Find the lines with "color" in them and copy them out.

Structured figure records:
○ ○ ○ ○

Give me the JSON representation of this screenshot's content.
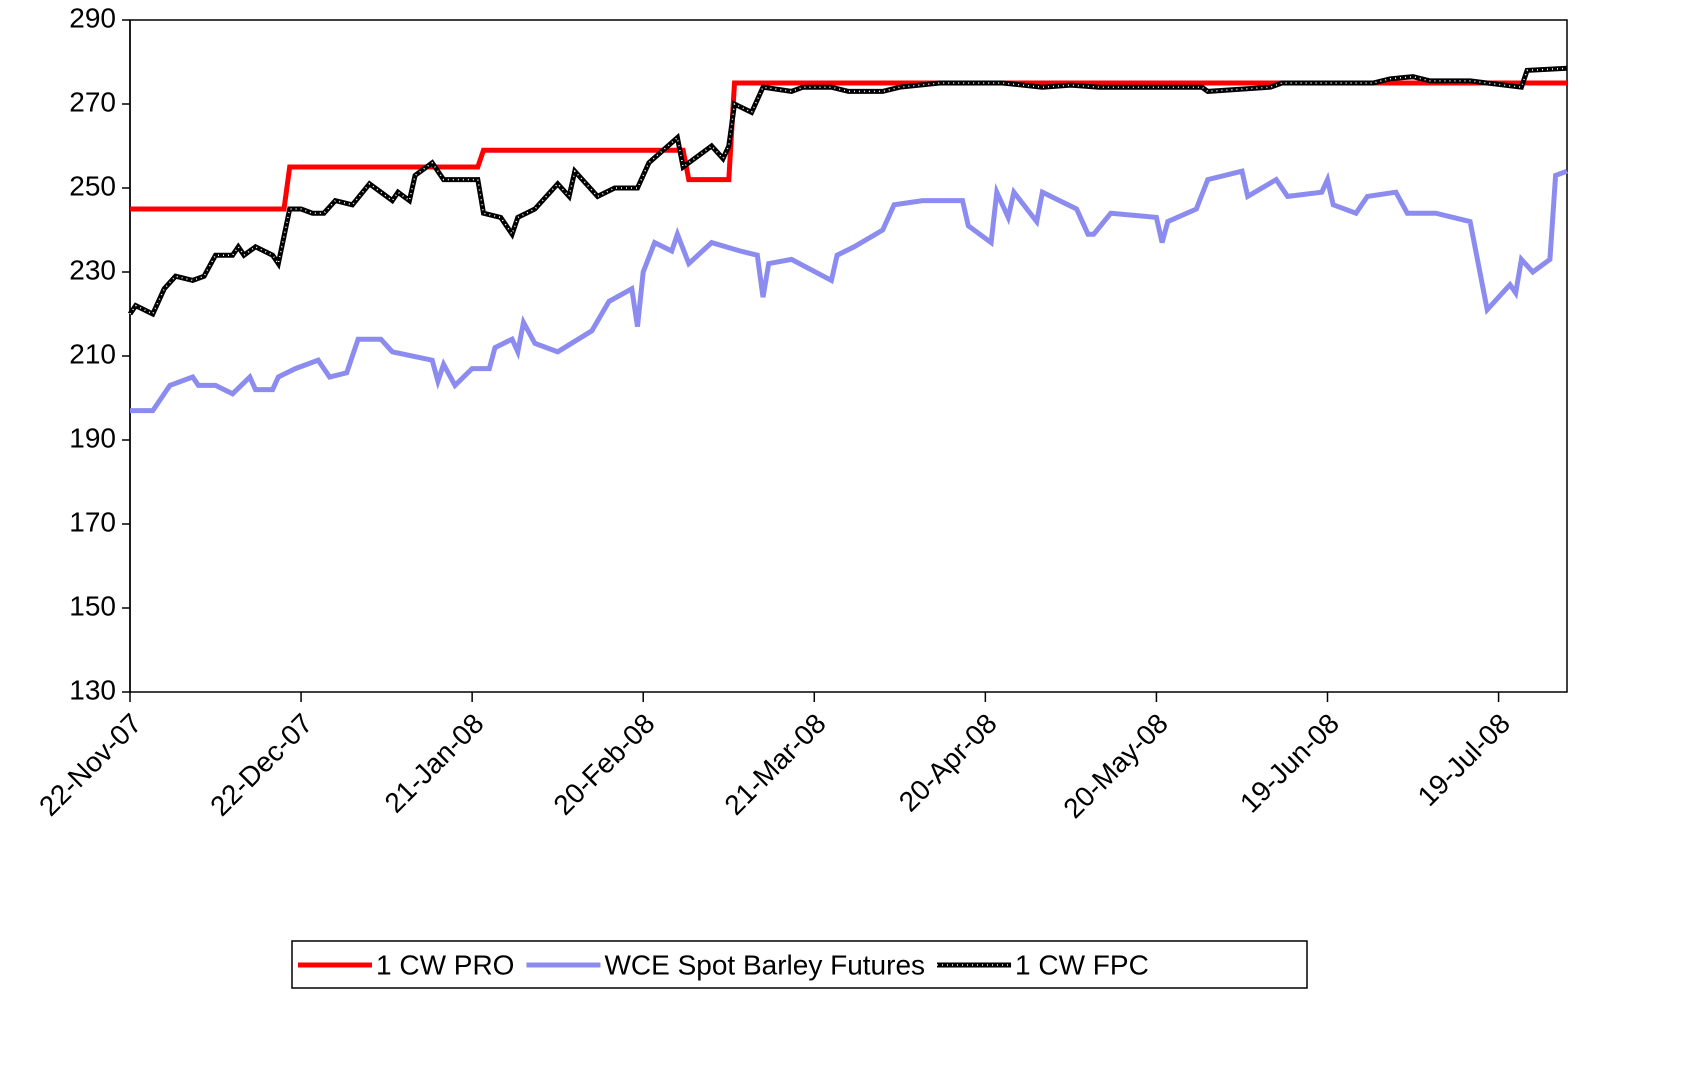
{
  "chart_data": {
    "type": "line",
    "xlim": [
      "2007-11-22",
      "2008-07-31"
    ],
    "xticks": [
      {
        "value": "2007-11-22",
        "label": "22-Nov-07"
      },
      {
        "value": "2007-12-22",
        "label": "22-Dec-07"
      },
      {
        "value": "2008-01-21",
        "label": "21-Jan-08"
      },
      {
        "value": "2008-02-20",
        "label": "20-Feb-08"
      },
      {
        "value": "2008-03-21",
        "label": "21-Mar-08"
      },
      {
        "value": "2008-04-20",
        "label": "20-Apr-08"
      },
      {
        "value": "2008-05-20",
        "label": "20-May-08"
      },
      {
        "value": "2008-06-19",
        "label": "19-Jun-08"
      },
      {
        "value": "2008-07-19",
        "label": "19-Jul-08"
      }
    ],
    "ylim": [
      130,
      290
    ],
    "yticks": [
      130,
      150,
      170,
      190,
      210,
      230,
      250,
      270,
      290
    ],
    "legend": "bottom",
    "series": [
      {
        "name": "1 CW PRO",
        "color": "#ff0000",
        "x": [
          "2007-11-22",
          "2007-12-19",
          "2007-12-20",
          "2008-01-22",
          "2008-01-23",
          "2008-02-27",
          "2008-02-28",
          "2008-03-06",
          "2008-03-07",
          "2008-07-31"
        ],
        "values": [
          245,
          245,
          255,
          255,
          259,
          259,
          252,
          252,
          275,
          275
        ]
      },
      {
        "name": "WCE Spot Barley Futures",
        "color": "#8c8cf0",
        "x": [
          "2007-11-22",
          "2007-11-26",
          "2007-11-29",
          "2007-12-03",
          "2007-12-04",
          "2007-12-07",
          "2007-12-10",
          "2007-12-13",
          "2007-12-14",
          "2007-12-17",
          "2007-12-18",
          "2007-12-21",
          "2007-12-25",
          "2007-12-27",
          "2007-12-30",
          "2008-01-01",
          "2008-01-05",
          "2008-01-07",
          "2008-01-14",
          "2008-01-15",
          "2008-01-16",
          "2008-01-18",
          "2008-01-21",
          "2008-01-24",
          "2008-01-25",
          "2008-01-28",
          "2008-01-29",
          "2008-01-30",
          "2008-02-01",
          "2008-02-05",
          "2008-02-11",
          "2008-02-14",
          "2008-02-18",
          "2008-02-19",
          "2008-02-20",
          "2008-02-22",
          "2008-02-25",
          "2008-02-26",
          "2008-02-28",
          "2008-03-03",
          "2008-03-08",
          "2008-03-11",
          "2008-03-12",
          "2008-03-13",
          "2008-03-17",
          "2008-03-24",
          "2008-03-25",
          "2008-03-28",
          "2008-04-02",
          "2008-04-04",
          "2008-04-09",
          "2008-04-16",
          "2008-04-17",
          "2008-04-21",
          "2008-04-22",
          "2008-04-24",
          "2008-04-25",
          "2008-04-29",
          "2008-04-30",
          "2008-05-06",
          "2008-05-08",
          "2008-05-09",
          "2008-05-12",
          "2008-05-20",
          "2008-05-21",
          "2008-05-22",
          "2008-05-27",
          "2008-05-29",
          "2008-06-04",
          "2008-06-05",
          "2008-06-10",
          "2008-06-12",
          "2008-06-18",
          "2008-06-19",
          "2008-06-20",
          "2008-06-24",
          "2008-06-26",
          "2008-07-01",
          "2008-07-03",
          "2008-07-08",
          "2008-07-14",
          "2008-07-17",
          "2008-07-21",
          "2008-07-22",
          "2008-07-23",
          "2008-07-25",
          "2008-07-28",
          "2008-07-29",
          "2008-07-31"
        ],
        "values": [
          197,
          197,
          203,
          205,
          203,
          203,
          201,
          205,
          202,
          202,
          205,
          207,
          209,
          205,
          206,
          214,
          214,
          211,
          209,
          204,
          208,
          203,
          207,
          207,
          212,
          214,
          211,
          218,
          213,
          211,
          216,
          223,
          226,
          217,
          230,
          237,
          235,
          239,
          232,
          237,
          235,
          234,
          224,
          232,
          233,
          228,
          234,
          236,
          240,
          246,
          247,
          247,
          241,
          237,
          249,
          243,
          249,
          242,
          249,
          245,
          239,
          239,
          244,
          243,
          237,
          242,
          245,
          252,
          254,
          248,
          252,
          248,
          249,
          252,
          246,
          244,
          248,
          249,
          244,
          244,
          242,
          221,
          227,
          225,
          233,
          230,
          233,
          253,
          254
        ]
      },
      {
        "name": "1 CW FPC",
        "color": "#000000",
        "x": [
          "2007-11-22",
          "2007-11-23",
          "2007-11-26",
          "2007-11-28",
          "2007-11-30",
          "2007-12-03",
          "2007-12-05",
          "2007-12-07",
          "2007-12-10",
          "2007-12-11",
          "2007-12-12",
          "2007-12-14",
          "2007-12-17",
          "2007-12-18",
          "2007-12-20",
          "2007-12-22",
          "2007-12-24",
          "2007-12-26",
          "2007-12-28",
          "2007-12-31",
          "2008-01-03",
          "2008-01-07",
          "2008-01-08",
          "2008-01-10",
          "2008-01-11",
          "2008-01-14",
          "2008-01-16",
          "2008-01-22",
          "2008-01-23",
          "2008-01-26",
          "2008-01-28",
          "2008-01-29",
          "2008-02-01",
          "2008-02-05",
          "2008-02-07",
          "2008-02-08",
          "2008-02-12",
          "2008-02-15",
          "2008-02-19",
          "2008-02-20",
          "2008-02-21",
          "2008-02-26",
          "2008-02-27",
          "2008-03-03",
          "2008-03-05",
          "2008-03-06",
          "2008-03-07",
          "2008-03-10",
          "2008-03-12",
          "2008-03-17",
          "2008-03-19",
          "2008-03-24",
          "2008-03-27",
          "2008-04-02",
          "2008-04-05",
          "2008-04-12",
          "2008-04-23",
          "2008-04-30",
          "2008-05-05",
          "2008-05-10",
          "2008-05-19",
          "2008-05-28",
          "2008-05-29",
          "2008-06-09",
          "2008-06-11",
          "2008-06-20",
          "2008-06-27",
          "2008-06-30",
          "2008-07-04",
          "2008-07-07",
          "2008-07-14",
          "2008-07-23",
          "2008-07-24",
          "2008-07-31"
        ],
        "values": [
          220,
          222,
          220,
          226,
          229,
          228,
          229,
          234,
          234,
          236,
          234,
          236,
          234,
          232,
          245,
          245,
          244,
          244,
          247,
          246,
          251,
          247,
          249,
          247,
          253,
          256,
          252,
          252,
          244,
          243,
          239,
          243,
          245,
          251,
          248,
          254,
          248,
          250,
          250,
          253,
          256,
          262,
          255,
          260,
          257,
          260,
          270,
          268,
          274,
          273,
          274,
          274,
          273,
          273,
          274,
          275,
          275,
          274,
          274.5,
          274,
          274,
          274,
          273,
          274,
          275,
          275,
          275,
          276,
          276.5,
          275.5,
          275.5,
          274,
          278,
          278.5
        ]
      }
    ]
  }
}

○ ○ ○ ○

Written solution
        "color": "#ff0000",
        "color": "#8c8cf0",
        "color": "#000000",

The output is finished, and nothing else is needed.